Excerpt from a dataset
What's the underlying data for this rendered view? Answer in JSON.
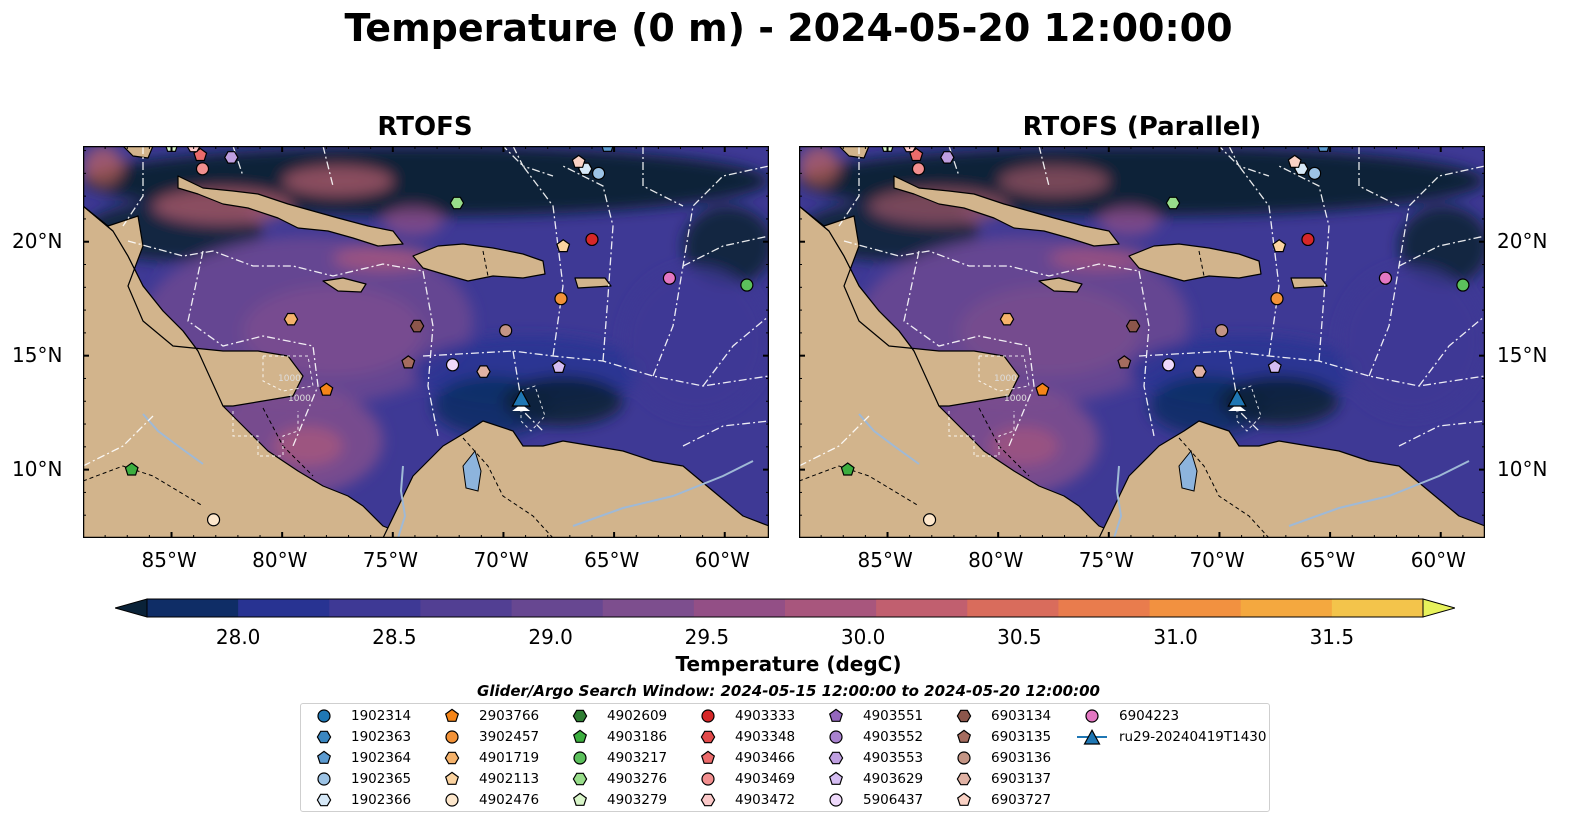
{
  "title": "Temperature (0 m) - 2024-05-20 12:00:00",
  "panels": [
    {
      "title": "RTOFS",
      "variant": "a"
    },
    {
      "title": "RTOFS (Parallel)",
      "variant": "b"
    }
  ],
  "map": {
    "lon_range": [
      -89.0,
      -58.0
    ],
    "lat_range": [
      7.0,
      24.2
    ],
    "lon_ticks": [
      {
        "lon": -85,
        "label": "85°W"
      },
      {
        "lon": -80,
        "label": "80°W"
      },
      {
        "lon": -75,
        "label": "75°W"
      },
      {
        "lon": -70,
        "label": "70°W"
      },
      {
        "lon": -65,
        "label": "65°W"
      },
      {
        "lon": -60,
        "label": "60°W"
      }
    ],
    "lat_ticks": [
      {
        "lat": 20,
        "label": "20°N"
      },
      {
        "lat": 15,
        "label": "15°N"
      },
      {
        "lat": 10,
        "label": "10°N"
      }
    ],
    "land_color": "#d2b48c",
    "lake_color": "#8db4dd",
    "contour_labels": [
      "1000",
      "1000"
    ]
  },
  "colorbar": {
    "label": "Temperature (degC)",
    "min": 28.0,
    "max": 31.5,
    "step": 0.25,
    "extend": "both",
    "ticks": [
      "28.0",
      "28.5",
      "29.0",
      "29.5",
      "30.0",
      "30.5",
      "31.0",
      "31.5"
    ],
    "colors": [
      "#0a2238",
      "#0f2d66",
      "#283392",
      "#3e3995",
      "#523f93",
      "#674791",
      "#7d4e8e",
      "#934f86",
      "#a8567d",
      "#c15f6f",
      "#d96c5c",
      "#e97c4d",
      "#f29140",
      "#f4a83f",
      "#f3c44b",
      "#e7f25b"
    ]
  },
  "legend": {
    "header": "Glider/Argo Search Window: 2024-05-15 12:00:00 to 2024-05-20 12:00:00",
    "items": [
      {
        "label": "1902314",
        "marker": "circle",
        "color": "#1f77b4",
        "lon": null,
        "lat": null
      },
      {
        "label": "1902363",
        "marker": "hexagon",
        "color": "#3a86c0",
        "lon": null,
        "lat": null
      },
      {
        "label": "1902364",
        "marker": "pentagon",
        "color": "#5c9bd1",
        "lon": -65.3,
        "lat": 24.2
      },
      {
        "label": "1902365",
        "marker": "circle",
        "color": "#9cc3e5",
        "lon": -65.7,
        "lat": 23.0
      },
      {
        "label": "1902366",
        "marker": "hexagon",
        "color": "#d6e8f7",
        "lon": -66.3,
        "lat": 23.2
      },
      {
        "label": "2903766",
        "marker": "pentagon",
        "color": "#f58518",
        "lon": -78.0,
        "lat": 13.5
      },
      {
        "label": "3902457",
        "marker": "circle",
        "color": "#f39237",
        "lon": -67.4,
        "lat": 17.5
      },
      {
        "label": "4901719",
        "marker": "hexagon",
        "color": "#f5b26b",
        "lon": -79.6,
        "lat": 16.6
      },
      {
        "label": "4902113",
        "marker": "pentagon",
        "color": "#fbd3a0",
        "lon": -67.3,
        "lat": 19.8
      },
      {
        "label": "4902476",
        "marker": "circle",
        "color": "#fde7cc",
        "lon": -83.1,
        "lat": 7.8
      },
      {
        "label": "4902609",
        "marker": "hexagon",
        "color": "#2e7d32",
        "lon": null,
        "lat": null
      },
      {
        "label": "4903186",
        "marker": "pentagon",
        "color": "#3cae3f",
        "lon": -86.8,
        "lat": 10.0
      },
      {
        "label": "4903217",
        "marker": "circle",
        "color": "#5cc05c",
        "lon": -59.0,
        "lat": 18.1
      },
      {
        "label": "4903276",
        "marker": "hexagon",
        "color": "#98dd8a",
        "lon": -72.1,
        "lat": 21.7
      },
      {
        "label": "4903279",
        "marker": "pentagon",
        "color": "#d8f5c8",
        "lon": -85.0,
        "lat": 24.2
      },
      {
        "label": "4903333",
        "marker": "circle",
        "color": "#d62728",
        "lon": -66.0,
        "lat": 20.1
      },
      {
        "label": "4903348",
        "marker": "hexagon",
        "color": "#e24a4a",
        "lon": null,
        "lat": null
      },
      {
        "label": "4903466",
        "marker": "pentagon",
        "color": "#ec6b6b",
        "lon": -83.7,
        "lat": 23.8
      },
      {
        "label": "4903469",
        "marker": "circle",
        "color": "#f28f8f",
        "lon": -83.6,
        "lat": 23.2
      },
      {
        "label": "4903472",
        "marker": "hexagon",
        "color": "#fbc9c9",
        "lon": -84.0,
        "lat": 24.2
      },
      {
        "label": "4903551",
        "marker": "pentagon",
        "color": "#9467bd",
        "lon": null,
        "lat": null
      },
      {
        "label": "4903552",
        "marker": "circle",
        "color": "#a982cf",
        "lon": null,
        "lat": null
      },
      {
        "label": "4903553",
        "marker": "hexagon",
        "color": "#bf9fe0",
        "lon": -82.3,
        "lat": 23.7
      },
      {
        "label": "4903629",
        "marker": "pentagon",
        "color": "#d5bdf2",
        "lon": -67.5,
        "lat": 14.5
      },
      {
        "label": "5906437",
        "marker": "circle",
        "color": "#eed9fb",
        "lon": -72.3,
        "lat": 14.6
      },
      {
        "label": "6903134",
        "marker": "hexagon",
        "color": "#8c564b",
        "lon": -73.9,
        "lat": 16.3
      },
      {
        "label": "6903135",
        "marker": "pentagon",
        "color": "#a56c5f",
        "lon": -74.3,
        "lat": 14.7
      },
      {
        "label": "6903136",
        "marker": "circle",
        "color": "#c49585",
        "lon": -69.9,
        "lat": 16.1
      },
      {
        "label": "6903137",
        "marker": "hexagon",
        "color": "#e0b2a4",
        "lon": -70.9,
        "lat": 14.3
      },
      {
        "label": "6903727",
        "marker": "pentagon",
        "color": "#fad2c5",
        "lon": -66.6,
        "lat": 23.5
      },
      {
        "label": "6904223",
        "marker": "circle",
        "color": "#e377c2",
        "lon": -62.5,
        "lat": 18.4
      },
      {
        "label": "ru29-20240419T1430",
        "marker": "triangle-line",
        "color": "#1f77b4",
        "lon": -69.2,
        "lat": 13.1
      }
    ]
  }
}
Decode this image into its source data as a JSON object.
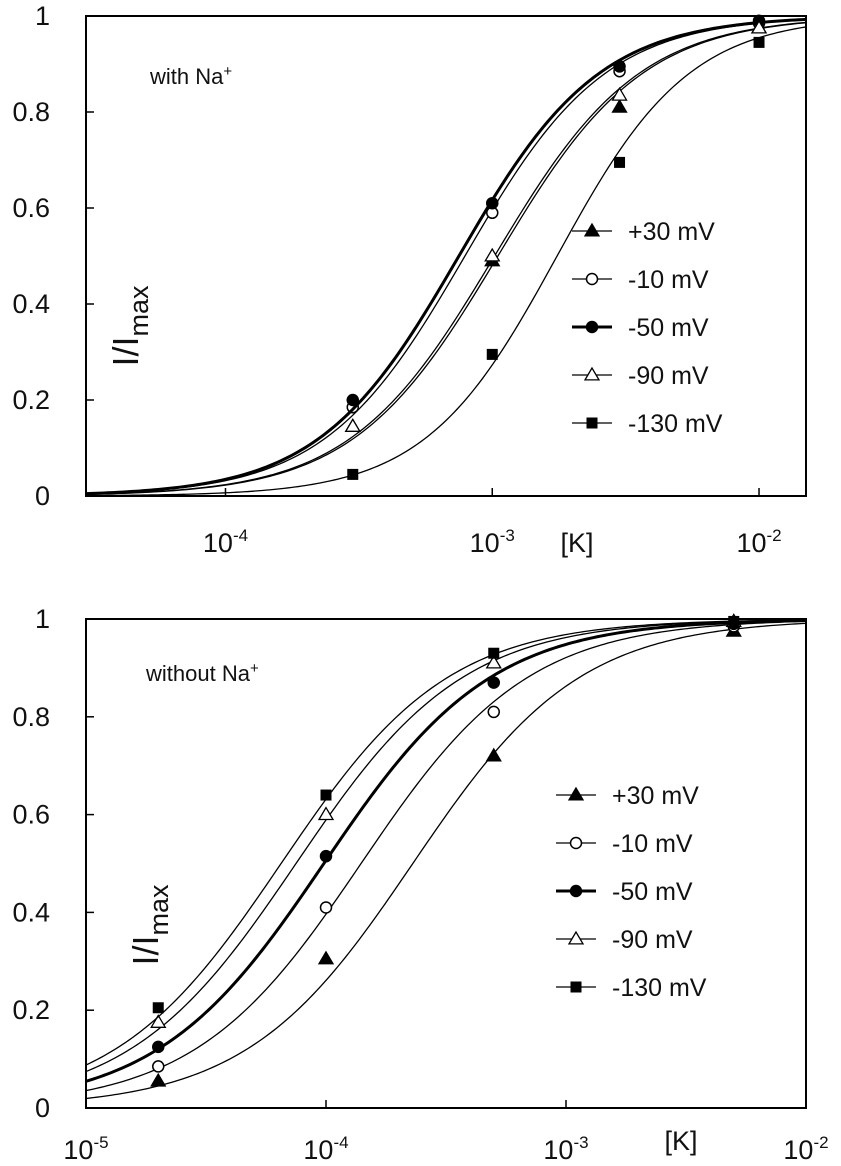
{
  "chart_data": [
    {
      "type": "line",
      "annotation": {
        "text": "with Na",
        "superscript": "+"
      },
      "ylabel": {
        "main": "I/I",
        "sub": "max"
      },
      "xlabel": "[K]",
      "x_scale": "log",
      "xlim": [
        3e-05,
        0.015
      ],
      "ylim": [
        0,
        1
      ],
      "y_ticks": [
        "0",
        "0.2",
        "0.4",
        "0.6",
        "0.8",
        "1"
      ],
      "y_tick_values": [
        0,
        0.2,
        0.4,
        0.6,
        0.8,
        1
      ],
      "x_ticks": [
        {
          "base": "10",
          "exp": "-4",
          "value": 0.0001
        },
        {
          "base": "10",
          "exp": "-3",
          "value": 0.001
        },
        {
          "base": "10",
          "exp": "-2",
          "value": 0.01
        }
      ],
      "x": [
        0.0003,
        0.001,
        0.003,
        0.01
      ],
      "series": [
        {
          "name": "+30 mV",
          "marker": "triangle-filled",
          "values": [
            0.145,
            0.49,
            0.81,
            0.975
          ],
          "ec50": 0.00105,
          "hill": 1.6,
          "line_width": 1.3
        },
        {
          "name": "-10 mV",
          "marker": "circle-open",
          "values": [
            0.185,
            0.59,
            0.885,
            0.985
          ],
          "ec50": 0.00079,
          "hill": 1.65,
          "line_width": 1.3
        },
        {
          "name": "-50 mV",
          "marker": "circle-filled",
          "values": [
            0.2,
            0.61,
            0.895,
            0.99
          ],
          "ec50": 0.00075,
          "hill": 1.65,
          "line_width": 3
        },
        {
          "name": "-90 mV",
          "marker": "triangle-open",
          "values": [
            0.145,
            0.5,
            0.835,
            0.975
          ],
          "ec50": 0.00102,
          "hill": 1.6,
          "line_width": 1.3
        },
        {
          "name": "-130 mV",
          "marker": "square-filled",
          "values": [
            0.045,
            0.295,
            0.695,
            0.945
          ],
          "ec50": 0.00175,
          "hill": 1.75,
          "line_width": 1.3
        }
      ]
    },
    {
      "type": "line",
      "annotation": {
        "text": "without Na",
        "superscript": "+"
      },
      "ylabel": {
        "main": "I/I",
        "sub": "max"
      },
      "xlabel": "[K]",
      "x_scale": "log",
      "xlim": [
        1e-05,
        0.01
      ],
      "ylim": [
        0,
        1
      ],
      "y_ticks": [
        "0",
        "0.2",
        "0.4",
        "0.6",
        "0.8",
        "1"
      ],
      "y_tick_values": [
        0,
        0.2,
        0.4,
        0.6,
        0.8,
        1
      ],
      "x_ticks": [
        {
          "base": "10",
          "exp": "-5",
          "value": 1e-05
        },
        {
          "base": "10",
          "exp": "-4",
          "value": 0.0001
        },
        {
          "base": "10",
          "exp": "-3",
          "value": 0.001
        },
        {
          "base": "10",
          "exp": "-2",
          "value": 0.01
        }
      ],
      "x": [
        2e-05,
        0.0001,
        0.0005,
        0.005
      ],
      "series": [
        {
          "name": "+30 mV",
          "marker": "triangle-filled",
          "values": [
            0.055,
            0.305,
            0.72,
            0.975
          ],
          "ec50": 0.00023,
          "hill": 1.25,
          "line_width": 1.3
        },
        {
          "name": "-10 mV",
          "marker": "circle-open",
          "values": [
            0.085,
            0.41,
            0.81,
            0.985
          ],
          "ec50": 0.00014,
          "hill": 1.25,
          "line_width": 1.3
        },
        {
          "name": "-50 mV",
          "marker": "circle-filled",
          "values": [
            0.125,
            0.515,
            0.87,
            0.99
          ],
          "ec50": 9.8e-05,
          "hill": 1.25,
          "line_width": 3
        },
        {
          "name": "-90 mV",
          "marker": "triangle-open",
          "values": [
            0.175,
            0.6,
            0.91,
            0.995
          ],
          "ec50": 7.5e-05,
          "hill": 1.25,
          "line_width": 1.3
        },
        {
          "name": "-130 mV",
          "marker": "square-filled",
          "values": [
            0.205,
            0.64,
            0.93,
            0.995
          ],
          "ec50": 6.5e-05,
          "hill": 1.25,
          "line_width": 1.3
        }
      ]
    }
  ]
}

REQUIREMENT - Filter the records above for lines containing the word "JSON", and copy those lines.

EXERCISE RESULT -
What's the underlying data for this rendered view? Answer in JSON.
Decode this image into its source data as a JSON object.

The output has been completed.